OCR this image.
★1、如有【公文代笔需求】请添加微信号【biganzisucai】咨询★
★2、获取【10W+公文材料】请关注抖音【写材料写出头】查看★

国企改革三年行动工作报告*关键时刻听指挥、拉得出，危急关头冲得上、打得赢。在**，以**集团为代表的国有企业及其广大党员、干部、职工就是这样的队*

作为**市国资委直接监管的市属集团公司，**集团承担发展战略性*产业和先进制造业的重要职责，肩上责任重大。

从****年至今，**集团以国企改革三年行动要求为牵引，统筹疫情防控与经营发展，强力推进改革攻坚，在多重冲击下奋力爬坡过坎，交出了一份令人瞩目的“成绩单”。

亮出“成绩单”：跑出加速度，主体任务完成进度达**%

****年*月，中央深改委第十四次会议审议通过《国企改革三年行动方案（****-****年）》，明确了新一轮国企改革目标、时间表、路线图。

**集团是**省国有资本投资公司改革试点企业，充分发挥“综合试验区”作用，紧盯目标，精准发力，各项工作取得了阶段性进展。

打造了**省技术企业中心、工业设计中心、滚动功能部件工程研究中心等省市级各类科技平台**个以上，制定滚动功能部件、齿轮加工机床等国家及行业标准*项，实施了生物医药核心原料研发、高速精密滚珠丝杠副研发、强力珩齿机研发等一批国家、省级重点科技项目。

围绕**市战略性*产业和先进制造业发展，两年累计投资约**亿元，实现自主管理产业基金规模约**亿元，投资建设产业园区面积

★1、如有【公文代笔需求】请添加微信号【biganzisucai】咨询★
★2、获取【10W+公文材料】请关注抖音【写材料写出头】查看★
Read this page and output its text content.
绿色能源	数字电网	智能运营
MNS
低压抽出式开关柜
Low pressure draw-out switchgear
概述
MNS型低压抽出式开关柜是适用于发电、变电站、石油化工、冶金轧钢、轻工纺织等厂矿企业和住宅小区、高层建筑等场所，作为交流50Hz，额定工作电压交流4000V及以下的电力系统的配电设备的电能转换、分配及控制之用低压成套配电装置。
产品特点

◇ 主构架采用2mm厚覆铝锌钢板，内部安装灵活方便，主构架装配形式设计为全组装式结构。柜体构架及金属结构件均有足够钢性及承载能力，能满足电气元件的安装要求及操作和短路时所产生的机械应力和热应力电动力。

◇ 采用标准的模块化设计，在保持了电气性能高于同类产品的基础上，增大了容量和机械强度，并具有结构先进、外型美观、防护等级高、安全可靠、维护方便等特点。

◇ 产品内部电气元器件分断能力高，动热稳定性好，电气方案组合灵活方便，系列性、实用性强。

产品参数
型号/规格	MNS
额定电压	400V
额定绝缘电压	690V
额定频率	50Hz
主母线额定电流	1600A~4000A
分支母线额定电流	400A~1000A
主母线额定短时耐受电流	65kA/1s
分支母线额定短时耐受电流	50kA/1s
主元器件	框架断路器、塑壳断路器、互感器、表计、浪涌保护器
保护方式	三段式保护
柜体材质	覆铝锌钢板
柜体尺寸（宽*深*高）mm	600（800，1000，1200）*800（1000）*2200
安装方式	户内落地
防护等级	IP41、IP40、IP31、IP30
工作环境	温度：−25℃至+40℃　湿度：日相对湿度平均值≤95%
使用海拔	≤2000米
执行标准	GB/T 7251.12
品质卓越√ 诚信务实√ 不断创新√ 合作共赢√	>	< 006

Exercise aim: Produce a verbatim transcription of the entries above.

Answer to this exercise:
OCR this image.
★1、如有【公文代笔需求】请添加微信号【biganzisucai】咨询★
★2、获取【10W+公文材料】请关注抖音【写材料写出头】查看★

国企改革三年行动工作报告*关键时刻听指挥、拉得出，危急关头冲得上、打得赢。在**，以**集团为代表的国有企业及其广大党员、干部、职工就是这样的队*

作为**市国资委直接监管的市属集团公司，**集团承担发展战略性*产业和先进制造业的重要职责，肩上责任重大。

从****年至今，**集团以国企改革三年行动要求为牵引，统筹疫情防控与经营发展，强力推进改革攻坚，在多重冲击下奋力爬坡过坎，交出了一份令人瞩目的“成绩单”。

亮出“成绩单”：跑出加速度，主体任务完成进度达**%

****年*月，中央深改委第十四次会议审议通过《国企改革三年行动方案（****-****年）》，明确了新一轮国企改革目标、时间表、路线图。

**集团是**省国有资本投资公司改革试点企业，充分发挥“综合试验区”作用，紧盯目标，精准发力，各项工作取得了阶段性进展。

打造了**省技术企业中心、工业设计中心、滚动功能部件工程研究中心等省市级各类科技平台**个以上，制定滚动功能部件、齿轮加工机床等国家及行业标准*项，实施了生物医药核心原料研发、高速精密滚珠丝杠副研发、强力珩齿机研发等一批国家、省级重点科技项目。

围绕**市战略性*产业和先进制造业发展，两年累计投资约**亿元，实现自主管理产业基金规模约**亿元，投资建设产业园区面积

★1、如有【公文代笔需求】请添加微信号【biganzisucai】咨询★
★2、获取【10W+公文材料】请关注抖音【写材料写出头】查看★
Read this page and output its text content.
绿色能源	数字电网	智能运营
MNS
低压抽出式开关柜
Low pressure draw-out switchgear
概述
MNS型低压抽出式开关柜是适用于发电、变电站、石油化工、冶金轧钢、轻工纺织等厂矿企业和住宅小区、高层建筑等场所，作为交流50Hz，额定工作电压交流4000V及以下的电力系统的配电设备的电能转换、分配及控制之用低压成套配电装置。
产品特点

◇ 主构架采用2mm厚覆铝锌钢板，内部安装灵活方便，主构架装配形式设计为全组装式结构。柜体构架及金属结构件均有足够钢性及承载能力，能满足电气元件的安装要求及操作和短路时所产生的机械应力和热应力电动力。

◇ 采用标准的模块化设计，在保持了电气性能高于同类产品的基础上，增大了容量和机械强度，并具有结构先进、外型美观、防护等级高、安全可靠、维护方便等特点。

◇ 产品内部电气元器件分断能力高，动热稳定性好，电气方案组合灵活方便，系列性、实用性强。

产品参数
型号/规格	MNS
额定电压	400V
额定绝缘电压	690V
额定频率	50Hz
主母线额定电流	1600A~4000A
分支母线额定电流	400A~1000A
主母线额定短时耐受电流	65kA/1s
分支母线额定短时耐受电流	50kA/1s
主元器件	框架断路器、塑壳断路器、互感器、表计、浪涌保护器
保护方式	三段式保护
柜体材质	覆铝锌钢板
柜体尺寸（宽*深*高）mm	600（800，1000，1200）*800（1000）*2200
安装方式	户内落地
防护等级	IP41、IP40、IP31、IP30
工作环境	温度：−25℃至+40℃　湿度：日相对湿度平均值≤95%
使用海拔	≤2000米
执行标准	GB/T 7251.12
品质卓越√ 诚信务实√ 不断创新√ 合作共赢√	>	< 006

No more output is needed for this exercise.